MATERIAL FOR THE TASK =
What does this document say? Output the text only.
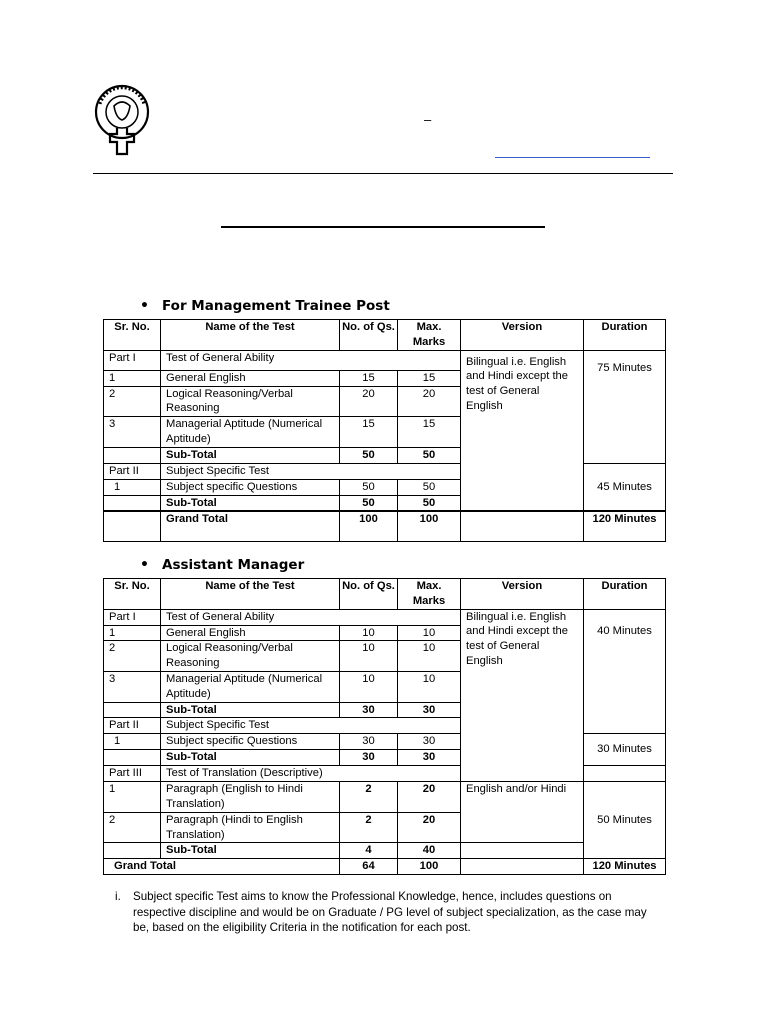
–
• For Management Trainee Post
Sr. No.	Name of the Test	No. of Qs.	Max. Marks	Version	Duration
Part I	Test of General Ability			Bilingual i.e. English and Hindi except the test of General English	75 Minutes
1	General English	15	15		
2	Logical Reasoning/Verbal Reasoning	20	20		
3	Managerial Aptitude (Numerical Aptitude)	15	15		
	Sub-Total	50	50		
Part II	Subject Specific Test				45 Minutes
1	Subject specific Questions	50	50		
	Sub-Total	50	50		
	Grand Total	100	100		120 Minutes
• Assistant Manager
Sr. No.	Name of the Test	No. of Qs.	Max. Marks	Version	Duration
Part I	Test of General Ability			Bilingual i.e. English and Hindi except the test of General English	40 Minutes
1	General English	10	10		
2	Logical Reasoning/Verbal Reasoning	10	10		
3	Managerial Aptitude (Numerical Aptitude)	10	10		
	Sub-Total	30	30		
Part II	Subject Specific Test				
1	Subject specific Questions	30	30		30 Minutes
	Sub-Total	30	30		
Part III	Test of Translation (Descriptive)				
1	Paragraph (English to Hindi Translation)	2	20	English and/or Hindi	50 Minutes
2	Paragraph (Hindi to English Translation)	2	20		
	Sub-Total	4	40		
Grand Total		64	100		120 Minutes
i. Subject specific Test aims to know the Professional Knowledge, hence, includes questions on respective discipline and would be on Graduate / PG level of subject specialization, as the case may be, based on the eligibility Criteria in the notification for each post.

PROBLEM TO WORK ON = Pictures stay out of the copy; please restate every record above exactly.

RESULT OF THE EXERCISE =
What does this document say? Output the text only.
–
• For Management Trainee Post
Sr. No.	Name of the Test	No. of Qs.	Max. Marks	Version	Duration
Part I	Test of General Ability			Bilingual i.e. English and Hindi except the test of General English	75 Minutes
1	General English	15	15		
2	Logical Reasoning/Verbal Reasoning	20	20		
3	Managerial Aptitude (Numerical Aptitude)	15	15		
	Sub-Total	50	50		
Part II	Subject Specific Test				45 Minutes
1	Subject specific Questions	50	50		
	Sub-Total	50	50		
	Grand Total	100	100		120 Minutes
• Assistant Manager
Sr. No.	Name of the Test	No. of Qs.	Max. Marks	Version	Duration
Part I	Test of General Ability			Bilingual i.e. English and Hindi except the test of General English	40 Minutes
1	General English	10	10		
2	Logical Reasoning/Verbal Reasoning	10	10		
3	Managerial Aptitude (Numerical Aptitude)	10	10		
	Sub-Total	30	30		
Part II	Subject Specific Test				
1	Subject specific Questions	30	30		30 Minutes
	Sub-Total	30	30		
Part III	Test of Translation (Descriptive)				
1	Paragraph (English to Hindi Translation)	2	20	English and/or Hindi	50 Minutes
2	Paragraph (Hindi to English Translation)	2	20		
	Sub-Total	4	40		
Grand Total		64	100		120 Minutes
i. Subject specific Test aims to know the Professional Knowledge, hence, includes questions on respective discipline and would be on Graduate / PG level of subject specialization, as the case may be, based on the eligibility Criteria in the notification for each post.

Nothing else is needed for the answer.